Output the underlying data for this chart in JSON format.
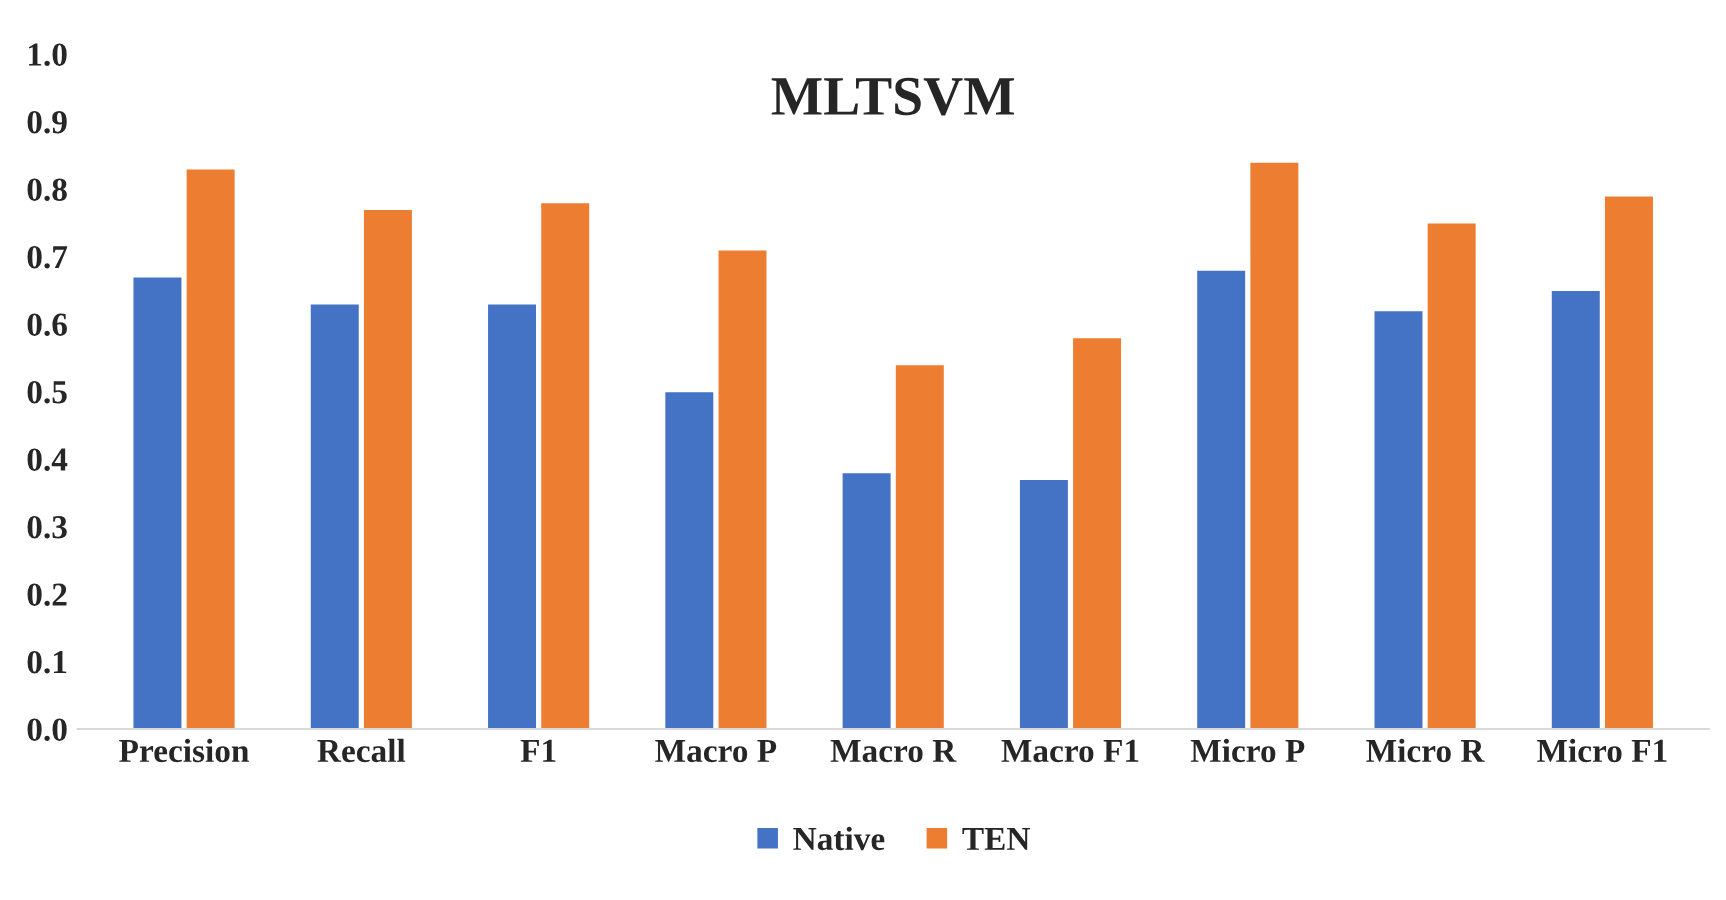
{
  "chart_data": {
    "type": "bar",
    "title": "MLTSVM",
    "categories": [
      "Precision",
      "Recall",
      "F1",
      "Macro P",
      "Macro R",
      "Macro F1",
      "Micro P",
      "Micro R",
      "Micro F1"
    ],
    "series": [
      {
        "name": "Native",
        "color": "#4472c4",
        "values": [
          0.67,
          0.63,
          0.63,
          0.5,
          0.38,
          0.37,
          0.68,
          0.62,
          0.65
        ]
      },
      {
        "name": "TEN",
        "color": "#ed7d31",
        "values": [
          0.83,
          0.77,
          0.78,
          0.71,
          0.54,
          0.58,
          0.84,
          0.75,
          0.79
        ]
      }
    ],
    "ylim": [
      0,
      1.0
    ],
    "yticks": [
      {
        "value": 0,
        "label": "0.0"
      },
      {
        "value": 0.1,
        "label": "0.1"
      },
      {
        "value": 0.2,
        "label": "0.2"
      },
      {
        "value": 0.3,
        "label": "0.3"
      },
      {
        "value": 0.4,
        "label": "0.4"
      },
      {
        "value": 0.5,
        "label": "0.5"
      },
      {
        "value": 0.6,
        "label": "0.6"
      },
      {
        "value": 0.7,
        "label": "0.7"
      },
      {
        "value": 0.8,
        "label": "0.8"
      },
      {
        "value": 0.9,
        "label": "0.9"
      },
      {
        "value": 1.0,
        "label": "1.0"
      }
    ],
    "grid": false,
    "legend": "bottom"
  }
}
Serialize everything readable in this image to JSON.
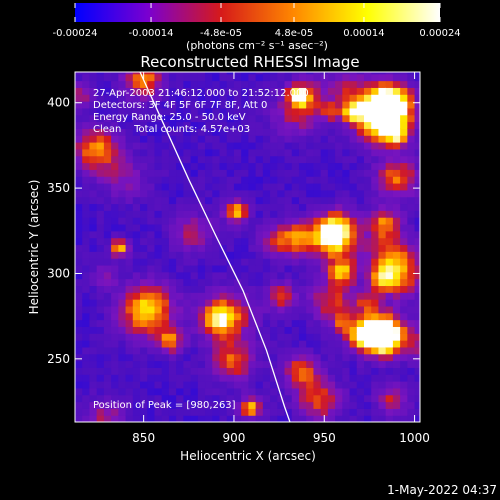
{
  "colorbar": {
    "ticks": [
      "-0.00024",
      "-0.00014",
      "-4.8e-05",
      "4.8e-05",
      "0.00014",
      "0.00024"
    ],
    "tick_values": [
      -0.00024,
      -0.00014,
      -4.8e-05,
      4.8e-05,
      0.00014,
      0.00024
    ],
    "range": [
      -0.00024,
      0.00024
    ],
    "units": "(photons cm⁻² s⁻¹ asec⁻²)",
    "colors": [
      "#0000ff",
      "#7a00d0",
      "#d61a1a",
      "#ff8800",
      "#ffff00",
      "#ffffff"
    ]
  },
  "chart_data": {
    "type": "heatmap",
    "title": "Reconstructed RHESSI Image",
    "xlabel": "Heliocentric X (arcsec)",
    "ylabel": "Heliocentric Y (arcsec)",
    "xlim": [
      812,
      1003
    ],
    "ylim": [
      213,
      418
    ],
    "xticks": [
      850,
      900,
      950,
      1000
    ],
    "yticks": [
      250,
      300,
      350,
      400
    ],
    "info_lines": [
      "27-Apr-2003 21:46:12.000 to 21:52:12.000",
      "Detectors: 3F 4F 5F 6F 7F 8F, Att 0",
      "Energy Range: 25.0 - 50.0 keV",
      "Clean    Total counts: 4.57e+03"
    ],
    "peak_label": "Position of Peak = [980,263]",
    "peak": [
      980,
      263
    ],
    "limb_curve": [
      [
        848,
        418
      ],
      [
        860,
        390
      ],
      [
        875,
        355
      ],
      [
        890,
        322
      ],
      [
        905,
        290
      ],
      [
        918,
        255
      ],
      [
        928,
        222
      ],
      [
        931,
        213
      ]
    ],
    "pixel_size_arcsec": 4,
    "pattern_seed": 7
  },
  "footer": {
    "date": "1-May-2022 04:37"
  }
}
§
Reproduce the listing exactly. Leave its pictures out.

Output the underlying data for this chart in JSON format.
{
  "chart_data": {
    "type": "bar",
    "title": "MLTSVM",
    "categories": [
      "Precision",
      "Recall",
      "F1",
      "Macro P",
      "Macro R",
      "Macro F1",
      "Micro P",
      "Micro R",
      "Micro F1"
    ],
    "series": [
      {
        "name": "Native",
        "color": "#4472c4",
        "values": [
          0.67,
          0.63,
          0.63,
          0.5,
          0.38,
          0.37,
          0.68,
          0.62,
          0.65
        ]
      },
      {
        "name": "TEN",
        "color": "#ed7d31",
        "values": [
          0.83,
          0.77,
          0.78,
          0.71,
          0.54,
          0.58,
          0.84,
          0.75,
          0.79
        ]
      }
    ],
    "ylim": [
      0,
      1.0
    ],
    "yticks": [
      {
        "value": 0,
        "label": "0.0"
      },
      {
        "value": 0.1,
        "label": "0.1"
      },
      {
        "value": 0.2,
        "label": "0.2"
      },
      {
        "value": 0.3,
        "label": "0.3"
      },
      {
        "value": 0.4,
        "label": "0.4"
      },
      {
        "value": 0.5,
        "label": "0.5"
      },
      {
        "value": 0.6,
        "label": "0.6"
      },
      {
        "value": 0.7,
        "label": "0.7"
      },
      {
        "value": 0.8,
        "label": "0.8"
      },
      {
        "value": 0.9,
        "label": "0.9"
      },
      {
        "value": 1.0,
        "label": "1.0"
      }
    ],
    "grid": false,
    "legend": "bottom"
  }
}
Serialize everything readable in this image to JSON.
{
  "colorbar": {
    "ticks": [
      "-0.00024",
      "-0.00014",
      "-4.8e-05",
      "4.8e-05",
      "0.00014",
      "0.00024"
    ],
    "tick_values": [
      -0.00024,
      -0.00014,
      -4.8e-05,
      4.8e-05,
      0.00014,
      0.00024
    ],
    "range": [
      -0.00024,
      0.00024
    ],
    "units": "(photons cm⁻² s⁻¹ asec⁻²)",
    "colors": [
      "#0000ff",
      "#7a00d0",
      "#d61a1a",
      "#ff8800",
      "#ffff00",
      "#ffffff"
    ]
  },
  "chart_data": {
    "type": "heatmap",
    "title": "Reconstructed RHESSI Image",
    "xlabel": "Heliocentric X (arcsec)",
    "ylabel": "Heliocentric Y (arcsec)",
    "xlim": [
      812,
      1003
    ],
    "ylim": [
      213,
      418
    ],
    "xticks": [
      850,
      900,
      950,
      1000
    ],
    "yticks": [
      250,
      300,
      350,
      400
    ],
    "info_lines": [
      "27-Apr-2003 21:46:12.000 to 21:52:12.000",
      "Detectors: 3F 4F 5F 6F 7F 8F, Att 0",
      "Energy Range: 25.0 - 50.0 keV",
      "Clean    Total counts: 4.57e+03"
    ],
    "peak_label": "Position of Peak = [980,263]",
    "peak": [
      980,
      263
    ],
    "limb_curve": [
      [
        848,
        418
      ],
      [
        860,
        390
      ],
      [
        875,
        355
      ],
      [
        890,
        322
      ],
      [
        905,
        290
      ],
      [
        918,
        255
      ],
      [
        928,
        222
      ],
      [
        931,
        213
      ]
    ],
    "pixel_size_arcsec": 4,
    "pattern_seed": 7
  },
  "footer": {
    "date": "1-May-2022 04:37"
  }
}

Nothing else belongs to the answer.